* **Directive**:
Check each line of the listing below for the string "ψηφίων", and copy the ones that have it.
:::::
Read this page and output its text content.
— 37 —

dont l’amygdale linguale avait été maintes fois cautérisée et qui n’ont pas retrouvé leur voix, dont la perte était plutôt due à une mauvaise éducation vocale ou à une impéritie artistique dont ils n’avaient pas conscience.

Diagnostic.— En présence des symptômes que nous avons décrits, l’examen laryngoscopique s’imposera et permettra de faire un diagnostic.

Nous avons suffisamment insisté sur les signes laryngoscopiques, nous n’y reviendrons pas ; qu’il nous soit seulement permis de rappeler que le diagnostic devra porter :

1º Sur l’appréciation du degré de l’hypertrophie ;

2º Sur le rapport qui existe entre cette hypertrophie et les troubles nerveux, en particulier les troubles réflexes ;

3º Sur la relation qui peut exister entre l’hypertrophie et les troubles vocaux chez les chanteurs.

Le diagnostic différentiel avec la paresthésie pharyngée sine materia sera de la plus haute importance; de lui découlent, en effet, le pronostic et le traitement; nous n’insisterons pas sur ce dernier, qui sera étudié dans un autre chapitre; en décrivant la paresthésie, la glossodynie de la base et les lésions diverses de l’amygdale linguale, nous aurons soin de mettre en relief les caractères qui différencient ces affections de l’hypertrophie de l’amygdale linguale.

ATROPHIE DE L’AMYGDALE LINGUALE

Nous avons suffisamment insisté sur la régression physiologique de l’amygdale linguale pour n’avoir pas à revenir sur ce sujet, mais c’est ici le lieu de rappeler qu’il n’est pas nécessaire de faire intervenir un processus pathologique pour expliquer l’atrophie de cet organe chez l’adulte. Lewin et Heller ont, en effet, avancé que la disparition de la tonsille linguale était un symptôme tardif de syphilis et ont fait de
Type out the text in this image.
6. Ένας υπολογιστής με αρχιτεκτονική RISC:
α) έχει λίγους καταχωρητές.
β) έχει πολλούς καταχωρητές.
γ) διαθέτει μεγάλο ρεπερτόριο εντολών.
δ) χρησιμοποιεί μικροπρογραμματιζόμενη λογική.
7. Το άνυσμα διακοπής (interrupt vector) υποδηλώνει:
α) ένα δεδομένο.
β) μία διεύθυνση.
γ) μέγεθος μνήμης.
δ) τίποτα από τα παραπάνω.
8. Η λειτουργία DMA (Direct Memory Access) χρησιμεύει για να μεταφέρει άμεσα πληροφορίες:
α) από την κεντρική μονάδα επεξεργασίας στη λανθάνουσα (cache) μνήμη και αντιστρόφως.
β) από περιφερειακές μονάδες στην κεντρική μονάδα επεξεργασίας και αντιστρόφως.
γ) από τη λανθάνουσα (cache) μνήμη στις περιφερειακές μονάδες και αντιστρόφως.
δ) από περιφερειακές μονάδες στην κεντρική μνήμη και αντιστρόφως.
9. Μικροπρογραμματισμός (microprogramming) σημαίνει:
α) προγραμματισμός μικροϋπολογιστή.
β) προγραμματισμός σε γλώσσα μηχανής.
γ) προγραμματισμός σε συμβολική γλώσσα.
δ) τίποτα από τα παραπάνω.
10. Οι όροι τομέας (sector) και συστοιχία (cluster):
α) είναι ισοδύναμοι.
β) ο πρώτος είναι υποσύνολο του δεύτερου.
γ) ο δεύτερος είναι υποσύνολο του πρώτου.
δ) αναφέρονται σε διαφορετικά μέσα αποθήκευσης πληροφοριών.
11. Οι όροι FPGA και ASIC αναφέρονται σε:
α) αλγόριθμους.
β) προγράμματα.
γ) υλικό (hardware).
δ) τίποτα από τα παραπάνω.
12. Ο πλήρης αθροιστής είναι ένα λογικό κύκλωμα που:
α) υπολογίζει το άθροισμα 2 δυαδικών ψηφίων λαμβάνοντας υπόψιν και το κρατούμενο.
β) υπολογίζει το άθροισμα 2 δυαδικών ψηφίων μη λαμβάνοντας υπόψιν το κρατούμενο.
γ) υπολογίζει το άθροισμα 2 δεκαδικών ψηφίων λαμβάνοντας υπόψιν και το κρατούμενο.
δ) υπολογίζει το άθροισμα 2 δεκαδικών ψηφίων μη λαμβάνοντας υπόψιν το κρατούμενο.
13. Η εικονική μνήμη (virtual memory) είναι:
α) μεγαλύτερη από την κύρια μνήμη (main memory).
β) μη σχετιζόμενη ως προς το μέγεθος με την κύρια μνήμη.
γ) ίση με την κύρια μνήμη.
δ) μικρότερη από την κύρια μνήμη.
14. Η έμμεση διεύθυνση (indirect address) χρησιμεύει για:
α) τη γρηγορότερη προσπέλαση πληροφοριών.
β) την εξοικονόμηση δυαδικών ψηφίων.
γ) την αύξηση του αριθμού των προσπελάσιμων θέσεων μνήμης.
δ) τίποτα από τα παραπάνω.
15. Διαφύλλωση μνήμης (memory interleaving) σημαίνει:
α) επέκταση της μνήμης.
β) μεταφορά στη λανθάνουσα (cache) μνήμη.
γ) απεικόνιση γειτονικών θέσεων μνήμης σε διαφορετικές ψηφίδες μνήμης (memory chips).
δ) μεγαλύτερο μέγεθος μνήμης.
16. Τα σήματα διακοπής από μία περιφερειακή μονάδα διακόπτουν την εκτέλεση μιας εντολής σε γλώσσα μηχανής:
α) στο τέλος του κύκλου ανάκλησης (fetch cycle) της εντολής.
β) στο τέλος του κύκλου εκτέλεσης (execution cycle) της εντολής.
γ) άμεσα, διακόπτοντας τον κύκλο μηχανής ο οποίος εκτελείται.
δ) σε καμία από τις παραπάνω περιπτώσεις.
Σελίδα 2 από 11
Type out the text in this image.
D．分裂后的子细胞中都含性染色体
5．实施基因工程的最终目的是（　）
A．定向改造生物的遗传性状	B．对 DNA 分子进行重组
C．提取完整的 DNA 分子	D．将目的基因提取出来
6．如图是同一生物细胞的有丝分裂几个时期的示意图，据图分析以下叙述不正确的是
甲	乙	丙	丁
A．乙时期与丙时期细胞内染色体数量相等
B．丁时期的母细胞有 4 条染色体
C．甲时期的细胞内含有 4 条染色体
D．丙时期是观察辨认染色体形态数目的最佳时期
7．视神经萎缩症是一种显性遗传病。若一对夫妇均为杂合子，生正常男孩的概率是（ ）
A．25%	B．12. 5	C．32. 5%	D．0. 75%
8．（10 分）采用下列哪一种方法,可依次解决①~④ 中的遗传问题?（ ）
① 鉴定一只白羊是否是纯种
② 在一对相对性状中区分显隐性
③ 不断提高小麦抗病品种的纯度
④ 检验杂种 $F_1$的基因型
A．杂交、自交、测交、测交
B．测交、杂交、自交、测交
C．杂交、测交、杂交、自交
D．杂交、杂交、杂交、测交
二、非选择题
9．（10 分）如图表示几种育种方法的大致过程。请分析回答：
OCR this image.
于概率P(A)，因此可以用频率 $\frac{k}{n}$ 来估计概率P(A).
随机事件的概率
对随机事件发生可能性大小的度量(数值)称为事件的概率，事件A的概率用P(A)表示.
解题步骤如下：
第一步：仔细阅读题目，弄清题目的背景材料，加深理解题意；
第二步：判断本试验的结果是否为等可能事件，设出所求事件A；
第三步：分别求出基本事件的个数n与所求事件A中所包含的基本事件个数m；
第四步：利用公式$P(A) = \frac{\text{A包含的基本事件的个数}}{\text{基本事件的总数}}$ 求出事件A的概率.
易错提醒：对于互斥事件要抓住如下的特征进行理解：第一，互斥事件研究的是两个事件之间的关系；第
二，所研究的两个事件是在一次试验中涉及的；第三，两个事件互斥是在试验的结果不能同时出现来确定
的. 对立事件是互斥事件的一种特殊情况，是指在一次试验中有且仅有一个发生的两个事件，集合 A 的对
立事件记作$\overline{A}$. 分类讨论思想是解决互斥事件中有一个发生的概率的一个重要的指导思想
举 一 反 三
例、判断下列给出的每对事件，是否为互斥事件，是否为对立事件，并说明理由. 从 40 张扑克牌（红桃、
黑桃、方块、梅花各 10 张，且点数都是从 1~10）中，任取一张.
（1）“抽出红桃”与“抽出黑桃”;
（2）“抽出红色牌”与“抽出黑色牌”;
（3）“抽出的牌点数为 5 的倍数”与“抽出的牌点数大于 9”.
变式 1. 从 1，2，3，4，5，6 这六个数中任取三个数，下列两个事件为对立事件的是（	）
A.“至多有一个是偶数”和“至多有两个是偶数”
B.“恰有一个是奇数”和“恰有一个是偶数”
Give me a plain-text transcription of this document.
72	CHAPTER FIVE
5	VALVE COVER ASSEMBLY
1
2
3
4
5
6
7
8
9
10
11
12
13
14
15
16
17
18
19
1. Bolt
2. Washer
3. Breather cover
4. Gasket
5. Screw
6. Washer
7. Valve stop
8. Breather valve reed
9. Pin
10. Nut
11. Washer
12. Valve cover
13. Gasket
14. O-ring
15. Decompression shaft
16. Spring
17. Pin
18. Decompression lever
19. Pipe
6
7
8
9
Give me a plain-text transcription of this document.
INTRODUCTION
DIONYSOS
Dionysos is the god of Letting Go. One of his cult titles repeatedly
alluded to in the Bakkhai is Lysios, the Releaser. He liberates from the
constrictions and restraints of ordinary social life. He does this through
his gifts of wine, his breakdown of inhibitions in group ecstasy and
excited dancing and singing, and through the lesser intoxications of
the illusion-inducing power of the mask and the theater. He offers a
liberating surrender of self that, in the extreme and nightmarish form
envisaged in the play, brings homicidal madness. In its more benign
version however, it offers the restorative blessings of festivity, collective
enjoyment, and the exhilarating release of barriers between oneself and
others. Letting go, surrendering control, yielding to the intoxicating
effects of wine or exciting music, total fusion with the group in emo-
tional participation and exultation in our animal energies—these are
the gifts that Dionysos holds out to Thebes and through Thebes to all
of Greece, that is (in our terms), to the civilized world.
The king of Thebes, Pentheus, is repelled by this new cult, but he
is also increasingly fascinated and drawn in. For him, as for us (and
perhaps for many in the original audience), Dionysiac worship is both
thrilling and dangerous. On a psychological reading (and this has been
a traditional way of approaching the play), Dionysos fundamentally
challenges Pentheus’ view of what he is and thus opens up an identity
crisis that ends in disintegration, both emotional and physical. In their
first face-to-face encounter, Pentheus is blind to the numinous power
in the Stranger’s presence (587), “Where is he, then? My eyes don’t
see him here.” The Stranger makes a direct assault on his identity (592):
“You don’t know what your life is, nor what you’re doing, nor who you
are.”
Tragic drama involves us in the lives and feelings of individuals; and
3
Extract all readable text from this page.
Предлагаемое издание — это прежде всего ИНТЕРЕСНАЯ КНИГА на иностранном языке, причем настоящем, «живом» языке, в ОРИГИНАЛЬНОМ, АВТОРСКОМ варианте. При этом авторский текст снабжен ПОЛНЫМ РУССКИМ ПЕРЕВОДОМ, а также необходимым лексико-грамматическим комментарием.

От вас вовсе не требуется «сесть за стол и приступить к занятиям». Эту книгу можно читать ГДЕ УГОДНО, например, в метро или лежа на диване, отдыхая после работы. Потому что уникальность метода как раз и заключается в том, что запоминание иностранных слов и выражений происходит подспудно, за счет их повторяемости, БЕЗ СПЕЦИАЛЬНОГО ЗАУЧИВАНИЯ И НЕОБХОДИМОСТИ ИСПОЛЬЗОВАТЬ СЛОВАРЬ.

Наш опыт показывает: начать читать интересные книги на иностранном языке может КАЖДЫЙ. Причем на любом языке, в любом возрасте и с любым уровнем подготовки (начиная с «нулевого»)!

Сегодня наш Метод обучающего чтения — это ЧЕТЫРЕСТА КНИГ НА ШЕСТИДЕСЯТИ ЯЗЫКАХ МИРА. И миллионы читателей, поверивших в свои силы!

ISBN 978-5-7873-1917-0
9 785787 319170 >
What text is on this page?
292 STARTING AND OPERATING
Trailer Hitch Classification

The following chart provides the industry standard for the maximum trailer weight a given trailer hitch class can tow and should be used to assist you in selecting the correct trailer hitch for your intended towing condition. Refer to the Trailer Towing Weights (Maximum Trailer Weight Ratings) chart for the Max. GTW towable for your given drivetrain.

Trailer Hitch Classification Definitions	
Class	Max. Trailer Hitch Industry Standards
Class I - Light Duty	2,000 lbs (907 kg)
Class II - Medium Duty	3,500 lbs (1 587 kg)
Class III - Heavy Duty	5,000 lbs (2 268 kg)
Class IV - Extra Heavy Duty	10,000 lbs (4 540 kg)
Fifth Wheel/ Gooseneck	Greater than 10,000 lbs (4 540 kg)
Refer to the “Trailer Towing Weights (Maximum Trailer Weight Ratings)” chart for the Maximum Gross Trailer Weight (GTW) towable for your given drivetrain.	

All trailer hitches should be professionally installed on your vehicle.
:::::
* **Solution to this exercise**:
α) υπολογίζει το άθροισμα 2 δυαδικών ψηφίων λαμβάνοντας υπόψιν και το κρατούμενο.
β) υπολογίζει το άθροισμα 2 δυαδικών ψηφίων μη λαμβάνοντας υπόψιν το κρατούμενο.
γ) υπολογίζει το άθροισμα 2 δεκαδικών ψηφίων λαμβάνοντας υπόψιν και το κρατούμενο.
δ) υπολογίζει το άθροισμα 2 δεκαδικών ψηφίων μη λαμβάνοντας υπόψιν το κρατούμενο.
β) την εξοικονόμηση δυαδικών ψηφίων.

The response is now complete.